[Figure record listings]

····················

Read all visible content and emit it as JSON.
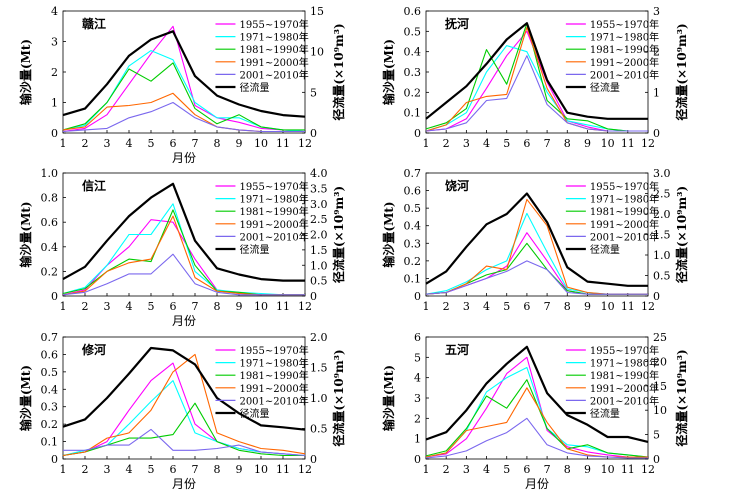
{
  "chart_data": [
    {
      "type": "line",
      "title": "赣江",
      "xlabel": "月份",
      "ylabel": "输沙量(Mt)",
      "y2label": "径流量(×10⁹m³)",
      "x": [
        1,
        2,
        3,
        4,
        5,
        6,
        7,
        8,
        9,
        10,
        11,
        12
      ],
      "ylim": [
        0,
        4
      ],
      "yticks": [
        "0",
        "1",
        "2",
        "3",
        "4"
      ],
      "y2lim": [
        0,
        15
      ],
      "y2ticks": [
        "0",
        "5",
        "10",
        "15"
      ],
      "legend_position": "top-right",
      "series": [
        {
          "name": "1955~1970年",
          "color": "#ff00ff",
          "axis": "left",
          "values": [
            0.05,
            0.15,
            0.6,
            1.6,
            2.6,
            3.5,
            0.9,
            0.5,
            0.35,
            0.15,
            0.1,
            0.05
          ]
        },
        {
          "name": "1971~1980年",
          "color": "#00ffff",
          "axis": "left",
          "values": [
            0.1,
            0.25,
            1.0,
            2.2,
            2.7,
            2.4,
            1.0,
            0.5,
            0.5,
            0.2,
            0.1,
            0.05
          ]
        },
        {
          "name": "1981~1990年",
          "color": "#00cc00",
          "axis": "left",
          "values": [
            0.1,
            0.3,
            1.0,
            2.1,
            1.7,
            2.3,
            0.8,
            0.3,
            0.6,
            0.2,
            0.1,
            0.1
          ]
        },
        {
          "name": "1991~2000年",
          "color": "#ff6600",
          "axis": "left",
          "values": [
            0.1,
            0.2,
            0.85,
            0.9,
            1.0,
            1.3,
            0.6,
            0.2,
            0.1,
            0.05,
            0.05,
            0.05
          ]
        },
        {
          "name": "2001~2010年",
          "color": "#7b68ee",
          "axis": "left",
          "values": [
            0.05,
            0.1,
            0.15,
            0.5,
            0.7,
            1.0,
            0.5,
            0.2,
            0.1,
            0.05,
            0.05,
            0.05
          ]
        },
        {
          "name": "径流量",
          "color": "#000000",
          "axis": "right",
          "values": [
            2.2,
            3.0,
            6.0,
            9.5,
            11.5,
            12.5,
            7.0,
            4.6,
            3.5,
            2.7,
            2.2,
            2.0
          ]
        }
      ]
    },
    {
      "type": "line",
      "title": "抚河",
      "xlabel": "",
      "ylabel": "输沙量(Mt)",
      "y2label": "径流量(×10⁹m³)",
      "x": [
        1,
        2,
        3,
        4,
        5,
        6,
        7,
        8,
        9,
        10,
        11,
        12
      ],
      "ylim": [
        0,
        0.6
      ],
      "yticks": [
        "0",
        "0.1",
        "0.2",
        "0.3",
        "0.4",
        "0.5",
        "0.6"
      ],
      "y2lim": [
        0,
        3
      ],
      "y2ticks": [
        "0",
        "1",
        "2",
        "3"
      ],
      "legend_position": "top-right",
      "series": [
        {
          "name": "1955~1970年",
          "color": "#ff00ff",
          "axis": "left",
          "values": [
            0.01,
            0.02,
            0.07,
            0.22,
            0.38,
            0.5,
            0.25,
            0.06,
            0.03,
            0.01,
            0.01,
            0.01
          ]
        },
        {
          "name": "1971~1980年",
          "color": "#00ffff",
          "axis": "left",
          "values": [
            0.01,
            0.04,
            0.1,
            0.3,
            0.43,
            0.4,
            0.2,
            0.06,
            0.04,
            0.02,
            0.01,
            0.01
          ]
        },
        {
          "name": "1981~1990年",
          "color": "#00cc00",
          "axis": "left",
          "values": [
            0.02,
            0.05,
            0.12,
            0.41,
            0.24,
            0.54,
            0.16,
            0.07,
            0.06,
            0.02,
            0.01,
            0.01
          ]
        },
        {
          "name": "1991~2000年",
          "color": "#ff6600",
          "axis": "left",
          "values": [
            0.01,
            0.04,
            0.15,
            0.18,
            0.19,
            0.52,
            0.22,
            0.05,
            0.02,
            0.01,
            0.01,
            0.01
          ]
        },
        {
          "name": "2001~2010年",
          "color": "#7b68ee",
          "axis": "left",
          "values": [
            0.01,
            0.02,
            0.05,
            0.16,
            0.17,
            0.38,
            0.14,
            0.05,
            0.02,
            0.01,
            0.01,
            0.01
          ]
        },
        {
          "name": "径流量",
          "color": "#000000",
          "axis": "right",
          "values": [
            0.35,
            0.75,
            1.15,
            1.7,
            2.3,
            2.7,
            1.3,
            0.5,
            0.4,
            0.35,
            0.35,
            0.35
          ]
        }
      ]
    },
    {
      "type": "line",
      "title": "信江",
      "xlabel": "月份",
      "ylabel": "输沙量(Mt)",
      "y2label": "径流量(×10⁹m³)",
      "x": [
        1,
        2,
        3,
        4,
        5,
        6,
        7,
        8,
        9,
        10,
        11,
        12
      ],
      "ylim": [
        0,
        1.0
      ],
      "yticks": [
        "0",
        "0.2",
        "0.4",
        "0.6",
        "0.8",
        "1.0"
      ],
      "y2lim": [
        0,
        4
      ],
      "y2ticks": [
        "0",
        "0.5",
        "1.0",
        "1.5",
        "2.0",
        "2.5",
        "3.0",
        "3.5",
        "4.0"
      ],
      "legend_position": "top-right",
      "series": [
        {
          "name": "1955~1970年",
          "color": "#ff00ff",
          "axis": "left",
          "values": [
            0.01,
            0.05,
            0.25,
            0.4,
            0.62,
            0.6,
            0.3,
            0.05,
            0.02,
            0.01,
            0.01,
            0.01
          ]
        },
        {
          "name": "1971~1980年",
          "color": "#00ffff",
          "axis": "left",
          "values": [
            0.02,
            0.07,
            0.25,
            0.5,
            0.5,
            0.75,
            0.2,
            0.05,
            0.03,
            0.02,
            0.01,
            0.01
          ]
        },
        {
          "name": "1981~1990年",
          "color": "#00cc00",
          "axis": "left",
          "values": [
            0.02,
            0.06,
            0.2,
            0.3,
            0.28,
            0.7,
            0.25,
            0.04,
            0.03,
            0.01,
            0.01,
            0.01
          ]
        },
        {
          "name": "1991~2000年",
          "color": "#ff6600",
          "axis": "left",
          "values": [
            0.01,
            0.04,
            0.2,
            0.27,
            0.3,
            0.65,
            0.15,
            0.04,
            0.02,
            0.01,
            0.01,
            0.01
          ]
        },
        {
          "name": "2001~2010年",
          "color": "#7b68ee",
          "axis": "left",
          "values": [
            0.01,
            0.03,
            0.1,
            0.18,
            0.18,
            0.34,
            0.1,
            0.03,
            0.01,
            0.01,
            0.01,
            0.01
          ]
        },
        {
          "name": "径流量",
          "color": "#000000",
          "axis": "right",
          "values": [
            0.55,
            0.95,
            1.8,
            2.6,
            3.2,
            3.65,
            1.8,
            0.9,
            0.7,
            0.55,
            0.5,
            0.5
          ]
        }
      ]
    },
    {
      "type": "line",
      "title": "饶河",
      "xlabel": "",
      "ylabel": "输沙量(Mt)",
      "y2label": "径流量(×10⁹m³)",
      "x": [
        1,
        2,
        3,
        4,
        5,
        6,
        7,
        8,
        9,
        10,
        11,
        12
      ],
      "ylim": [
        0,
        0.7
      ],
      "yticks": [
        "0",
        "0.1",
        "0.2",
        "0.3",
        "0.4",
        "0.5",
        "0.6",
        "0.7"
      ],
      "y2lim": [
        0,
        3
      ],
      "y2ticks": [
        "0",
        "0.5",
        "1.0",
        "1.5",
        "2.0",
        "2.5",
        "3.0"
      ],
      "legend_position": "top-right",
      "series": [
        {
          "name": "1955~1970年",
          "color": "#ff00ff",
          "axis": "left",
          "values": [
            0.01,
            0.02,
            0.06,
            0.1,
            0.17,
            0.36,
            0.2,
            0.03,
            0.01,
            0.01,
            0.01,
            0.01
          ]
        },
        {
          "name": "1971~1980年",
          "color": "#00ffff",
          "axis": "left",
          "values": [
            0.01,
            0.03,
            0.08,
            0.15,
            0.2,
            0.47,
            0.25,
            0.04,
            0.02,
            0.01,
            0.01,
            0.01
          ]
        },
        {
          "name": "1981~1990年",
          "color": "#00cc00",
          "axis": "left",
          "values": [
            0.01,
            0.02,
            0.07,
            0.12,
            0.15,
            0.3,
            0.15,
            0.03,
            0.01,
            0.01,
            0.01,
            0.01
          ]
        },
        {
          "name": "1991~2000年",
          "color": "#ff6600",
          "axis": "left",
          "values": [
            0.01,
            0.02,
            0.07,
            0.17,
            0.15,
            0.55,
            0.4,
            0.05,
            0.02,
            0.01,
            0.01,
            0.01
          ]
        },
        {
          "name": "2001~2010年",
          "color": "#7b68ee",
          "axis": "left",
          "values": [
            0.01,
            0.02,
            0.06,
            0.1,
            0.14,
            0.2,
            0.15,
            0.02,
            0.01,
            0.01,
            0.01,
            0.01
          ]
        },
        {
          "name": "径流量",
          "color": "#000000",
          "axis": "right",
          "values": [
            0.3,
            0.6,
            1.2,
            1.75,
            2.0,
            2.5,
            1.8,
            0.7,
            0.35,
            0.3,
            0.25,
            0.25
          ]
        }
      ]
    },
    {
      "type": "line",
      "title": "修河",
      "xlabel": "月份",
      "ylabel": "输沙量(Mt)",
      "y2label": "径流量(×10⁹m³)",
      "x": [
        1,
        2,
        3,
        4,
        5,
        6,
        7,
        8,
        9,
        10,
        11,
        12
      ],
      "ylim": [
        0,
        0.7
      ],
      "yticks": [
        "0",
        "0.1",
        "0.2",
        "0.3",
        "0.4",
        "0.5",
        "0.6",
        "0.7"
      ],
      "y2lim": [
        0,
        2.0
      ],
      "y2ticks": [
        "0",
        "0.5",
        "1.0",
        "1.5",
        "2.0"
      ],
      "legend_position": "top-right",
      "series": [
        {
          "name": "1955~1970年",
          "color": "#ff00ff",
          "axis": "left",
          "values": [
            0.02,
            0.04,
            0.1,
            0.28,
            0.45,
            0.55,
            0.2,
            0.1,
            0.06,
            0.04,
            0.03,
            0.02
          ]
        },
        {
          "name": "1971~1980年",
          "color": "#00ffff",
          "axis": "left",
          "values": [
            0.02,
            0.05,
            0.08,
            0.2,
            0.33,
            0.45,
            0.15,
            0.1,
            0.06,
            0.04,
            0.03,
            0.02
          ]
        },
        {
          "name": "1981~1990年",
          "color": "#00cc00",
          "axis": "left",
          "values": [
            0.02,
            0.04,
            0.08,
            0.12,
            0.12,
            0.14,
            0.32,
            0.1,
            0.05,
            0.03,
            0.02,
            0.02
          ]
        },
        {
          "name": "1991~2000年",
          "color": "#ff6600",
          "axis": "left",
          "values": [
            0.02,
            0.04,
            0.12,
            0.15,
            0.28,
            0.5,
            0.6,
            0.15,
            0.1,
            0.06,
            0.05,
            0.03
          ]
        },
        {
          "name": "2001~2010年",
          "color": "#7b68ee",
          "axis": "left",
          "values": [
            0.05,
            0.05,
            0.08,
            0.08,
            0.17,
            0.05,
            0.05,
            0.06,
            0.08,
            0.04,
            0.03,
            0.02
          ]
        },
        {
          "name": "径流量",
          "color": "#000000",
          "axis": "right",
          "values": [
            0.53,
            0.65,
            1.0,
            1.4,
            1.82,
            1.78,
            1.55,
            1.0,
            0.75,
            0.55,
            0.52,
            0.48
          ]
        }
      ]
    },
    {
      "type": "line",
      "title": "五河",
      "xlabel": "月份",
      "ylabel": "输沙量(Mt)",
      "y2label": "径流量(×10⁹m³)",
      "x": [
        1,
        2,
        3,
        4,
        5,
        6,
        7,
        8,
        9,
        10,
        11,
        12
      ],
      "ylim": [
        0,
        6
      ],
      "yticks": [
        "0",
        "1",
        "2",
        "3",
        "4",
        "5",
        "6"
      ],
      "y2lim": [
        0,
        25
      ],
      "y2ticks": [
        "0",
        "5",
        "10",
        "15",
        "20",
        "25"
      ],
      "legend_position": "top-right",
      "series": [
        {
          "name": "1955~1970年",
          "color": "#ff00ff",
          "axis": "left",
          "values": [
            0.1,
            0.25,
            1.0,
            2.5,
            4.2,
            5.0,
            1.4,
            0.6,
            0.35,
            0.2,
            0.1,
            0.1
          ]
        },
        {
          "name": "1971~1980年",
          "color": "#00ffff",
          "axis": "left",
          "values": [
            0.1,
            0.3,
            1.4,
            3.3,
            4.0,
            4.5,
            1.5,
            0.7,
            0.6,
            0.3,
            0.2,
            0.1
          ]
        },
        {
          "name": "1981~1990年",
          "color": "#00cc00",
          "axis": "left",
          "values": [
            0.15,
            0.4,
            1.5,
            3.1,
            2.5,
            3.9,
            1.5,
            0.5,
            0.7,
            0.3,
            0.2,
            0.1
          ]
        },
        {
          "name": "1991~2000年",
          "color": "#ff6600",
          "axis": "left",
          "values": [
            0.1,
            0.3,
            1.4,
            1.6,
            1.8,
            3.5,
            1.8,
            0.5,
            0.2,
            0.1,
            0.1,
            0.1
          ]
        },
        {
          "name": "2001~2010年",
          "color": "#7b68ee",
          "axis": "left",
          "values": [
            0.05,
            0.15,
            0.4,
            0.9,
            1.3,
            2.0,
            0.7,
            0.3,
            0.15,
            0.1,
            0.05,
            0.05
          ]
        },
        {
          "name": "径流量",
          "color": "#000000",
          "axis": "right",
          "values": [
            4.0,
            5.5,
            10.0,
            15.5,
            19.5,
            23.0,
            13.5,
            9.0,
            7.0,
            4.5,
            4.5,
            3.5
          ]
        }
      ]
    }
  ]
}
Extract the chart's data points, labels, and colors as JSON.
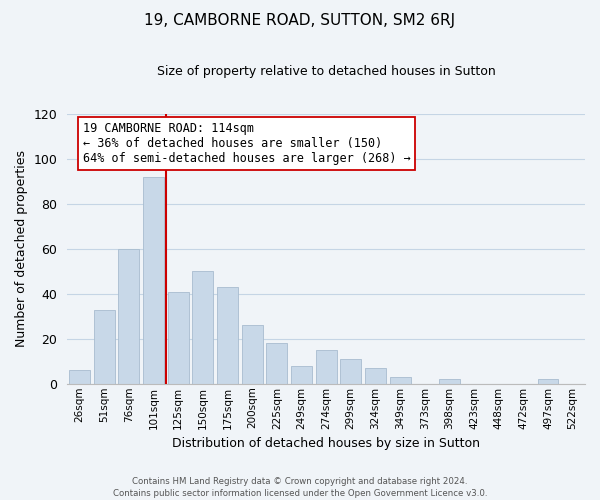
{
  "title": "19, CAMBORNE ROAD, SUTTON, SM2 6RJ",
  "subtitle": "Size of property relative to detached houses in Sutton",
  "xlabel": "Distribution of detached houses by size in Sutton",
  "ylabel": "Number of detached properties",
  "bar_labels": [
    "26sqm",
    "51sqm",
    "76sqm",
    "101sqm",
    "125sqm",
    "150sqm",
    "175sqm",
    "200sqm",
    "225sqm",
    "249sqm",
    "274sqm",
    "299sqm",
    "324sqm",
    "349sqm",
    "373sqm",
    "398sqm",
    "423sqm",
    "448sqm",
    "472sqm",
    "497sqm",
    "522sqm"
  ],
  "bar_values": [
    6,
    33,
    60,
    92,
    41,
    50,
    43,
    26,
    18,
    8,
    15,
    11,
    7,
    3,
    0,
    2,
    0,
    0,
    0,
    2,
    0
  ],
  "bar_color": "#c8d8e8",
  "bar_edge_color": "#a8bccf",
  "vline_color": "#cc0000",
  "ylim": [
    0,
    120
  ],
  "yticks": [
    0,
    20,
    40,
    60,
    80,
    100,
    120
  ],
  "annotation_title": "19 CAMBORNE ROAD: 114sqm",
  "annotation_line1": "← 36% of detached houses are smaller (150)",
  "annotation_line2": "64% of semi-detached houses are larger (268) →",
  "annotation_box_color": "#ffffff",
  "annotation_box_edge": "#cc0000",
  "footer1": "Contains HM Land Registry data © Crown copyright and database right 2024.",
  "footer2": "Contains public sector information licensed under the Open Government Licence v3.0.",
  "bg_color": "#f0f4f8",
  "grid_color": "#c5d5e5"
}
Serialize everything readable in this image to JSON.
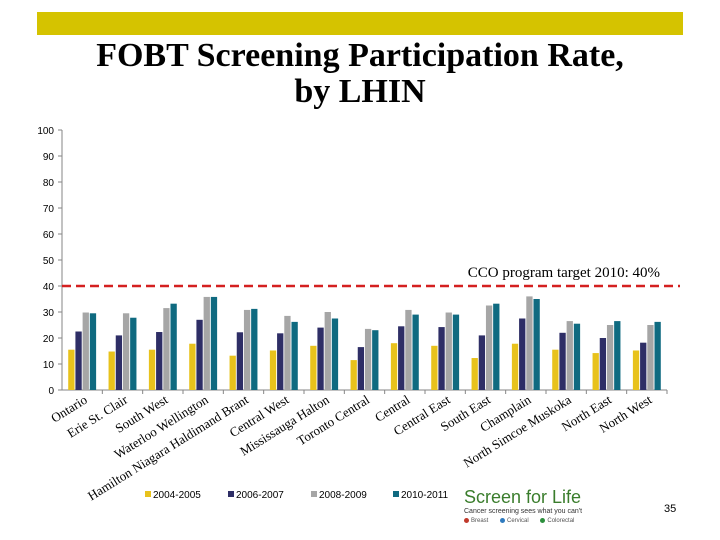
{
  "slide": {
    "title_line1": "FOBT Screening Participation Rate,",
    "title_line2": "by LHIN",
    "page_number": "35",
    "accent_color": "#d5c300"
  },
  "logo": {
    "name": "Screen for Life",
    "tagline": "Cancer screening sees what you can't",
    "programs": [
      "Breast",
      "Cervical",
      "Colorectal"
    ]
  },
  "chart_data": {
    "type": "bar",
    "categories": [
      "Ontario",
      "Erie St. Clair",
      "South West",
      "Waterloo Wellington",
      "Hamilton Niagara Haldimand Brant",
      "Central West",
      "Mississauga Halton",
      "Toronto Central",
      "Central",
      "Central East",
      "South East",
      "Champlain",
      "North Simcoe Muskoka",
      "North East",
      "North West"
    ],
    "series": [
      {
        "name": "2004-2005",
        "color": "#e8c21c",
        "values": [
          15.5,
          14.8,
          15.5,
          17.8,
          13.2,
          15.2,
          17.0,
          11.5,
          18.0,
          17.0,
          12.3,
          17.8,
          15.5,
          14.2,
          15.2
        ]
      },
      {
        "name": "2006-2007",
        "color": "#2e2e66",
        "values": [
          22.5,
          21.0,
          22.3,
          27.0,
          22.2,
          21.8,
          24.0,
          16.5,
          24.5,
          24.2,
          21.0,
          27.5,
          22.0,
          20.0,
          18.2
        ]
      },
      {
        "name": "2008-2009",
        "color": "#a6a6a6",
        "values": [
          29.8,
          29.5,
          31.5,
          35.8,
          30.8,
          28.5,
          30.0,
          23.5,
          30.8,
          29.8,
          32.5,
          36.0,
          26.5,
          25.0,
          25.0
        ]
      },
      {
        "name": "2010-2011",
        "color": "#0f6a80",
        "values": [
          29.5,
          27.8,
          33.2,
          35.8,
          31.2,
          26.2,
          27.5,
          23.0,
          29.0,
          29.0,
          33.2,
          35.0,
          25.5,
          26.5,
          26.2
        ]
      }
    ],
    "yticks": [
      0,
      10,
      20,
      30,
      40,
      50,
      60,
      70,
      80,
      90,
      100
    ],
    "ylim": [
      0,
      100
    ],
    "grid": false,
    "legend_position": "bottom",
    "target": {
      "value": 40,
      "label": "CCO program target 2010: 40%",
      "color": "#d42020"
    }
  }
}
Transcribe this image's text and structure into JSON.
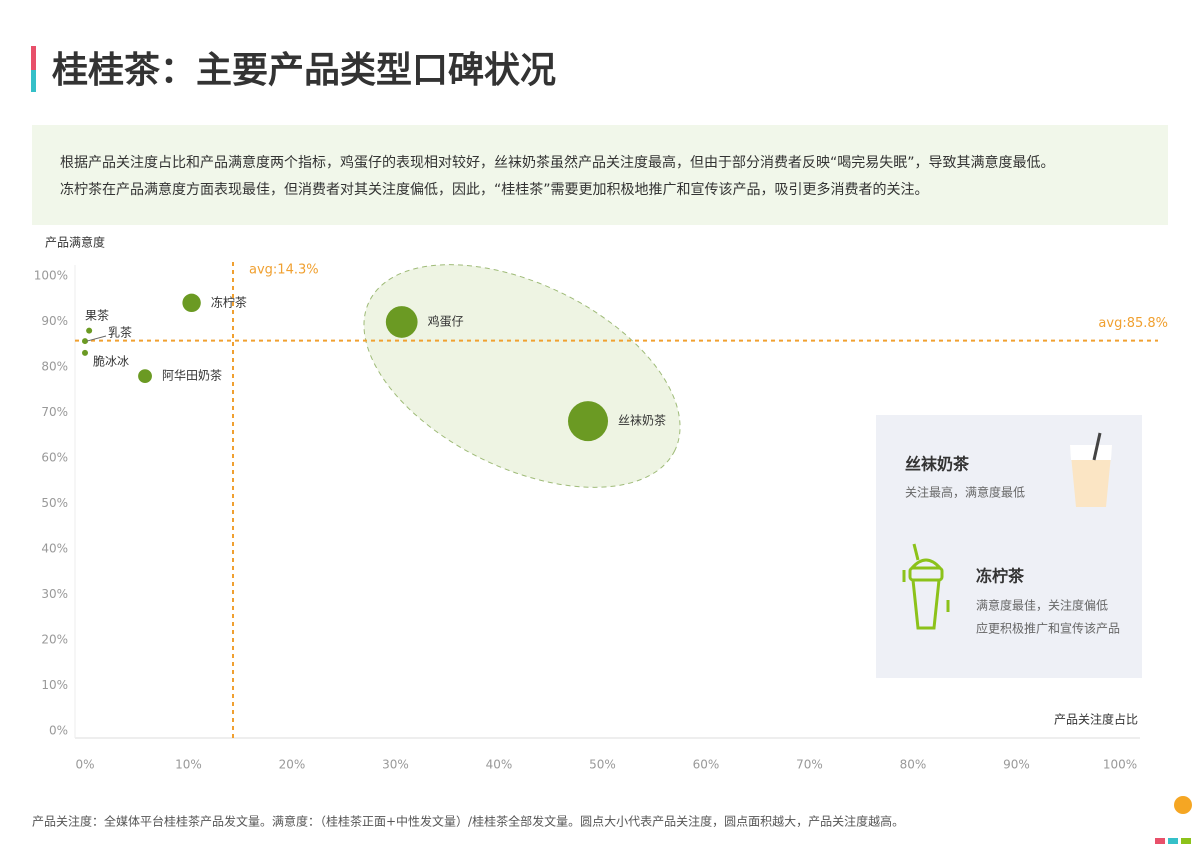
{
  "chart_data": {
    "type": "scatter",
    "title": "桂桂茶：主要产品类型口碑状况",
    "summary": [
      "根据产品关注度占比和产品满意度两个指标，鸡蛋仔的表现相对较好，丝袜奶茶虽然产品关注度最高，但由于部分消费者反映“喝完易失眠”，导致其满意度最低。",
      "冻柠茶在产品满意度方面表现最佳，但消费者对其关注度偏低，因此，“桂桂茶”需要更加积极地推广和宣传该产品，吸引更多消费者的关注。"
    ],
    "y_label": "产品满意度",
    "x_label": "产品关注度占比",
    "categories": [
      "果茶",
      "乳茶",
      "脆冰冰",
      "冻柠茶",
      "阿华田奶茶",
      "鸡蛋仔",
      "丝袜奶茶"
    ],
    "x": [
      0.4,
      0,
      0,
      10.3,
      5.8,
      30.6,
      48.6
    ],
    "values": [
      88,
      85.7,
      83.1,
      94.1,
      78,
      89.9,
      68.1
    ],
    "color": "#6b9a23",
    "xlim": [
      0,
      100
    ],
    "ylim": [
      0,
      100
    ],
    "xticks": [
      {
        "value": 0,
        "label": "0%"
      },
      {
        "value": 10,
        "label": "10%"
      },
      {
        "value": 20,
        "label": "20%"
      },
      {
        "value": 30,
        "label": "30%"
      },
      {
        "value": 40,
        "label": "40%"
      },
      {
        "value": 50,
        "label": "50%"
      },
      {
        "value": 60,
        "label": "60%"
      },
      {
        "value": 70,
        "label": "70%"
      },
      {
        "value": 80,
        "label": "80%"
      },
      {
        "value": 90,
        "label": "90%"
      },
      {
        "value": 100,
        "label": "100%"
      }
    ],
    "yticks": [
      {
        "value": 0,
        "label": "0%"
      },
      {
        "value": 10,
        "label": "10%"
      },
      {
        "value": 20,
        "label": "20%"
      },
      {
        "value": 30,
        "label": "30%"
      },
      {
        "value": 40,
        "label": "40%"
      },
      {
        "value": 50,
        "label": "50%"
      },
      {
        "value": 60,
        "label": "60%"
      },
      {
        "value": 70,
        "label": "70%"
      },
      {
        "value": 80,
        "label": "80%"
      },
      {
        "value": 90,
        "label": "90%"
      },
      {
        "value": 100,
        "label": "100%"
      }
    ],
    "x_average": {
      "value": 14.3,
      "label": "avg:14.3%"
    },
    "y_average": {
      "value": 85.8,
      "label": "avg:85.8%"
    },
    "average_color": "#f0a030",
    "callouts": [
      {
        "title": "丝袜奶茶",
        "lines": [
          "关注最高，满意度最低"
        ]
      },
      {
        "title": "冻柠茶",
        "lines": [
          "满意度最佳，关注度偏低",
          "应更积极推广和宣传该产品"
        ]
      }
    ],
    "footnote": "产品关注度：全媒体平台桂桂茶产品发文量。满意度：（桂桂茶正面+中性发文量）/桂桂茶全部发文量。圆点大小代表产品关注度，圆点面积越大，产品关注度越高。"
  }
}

····················

Out of the material above, select every line that holds the string "this".

Serialize everything readable in this image to JSON.
Transcribe this image's text and structure into JSON.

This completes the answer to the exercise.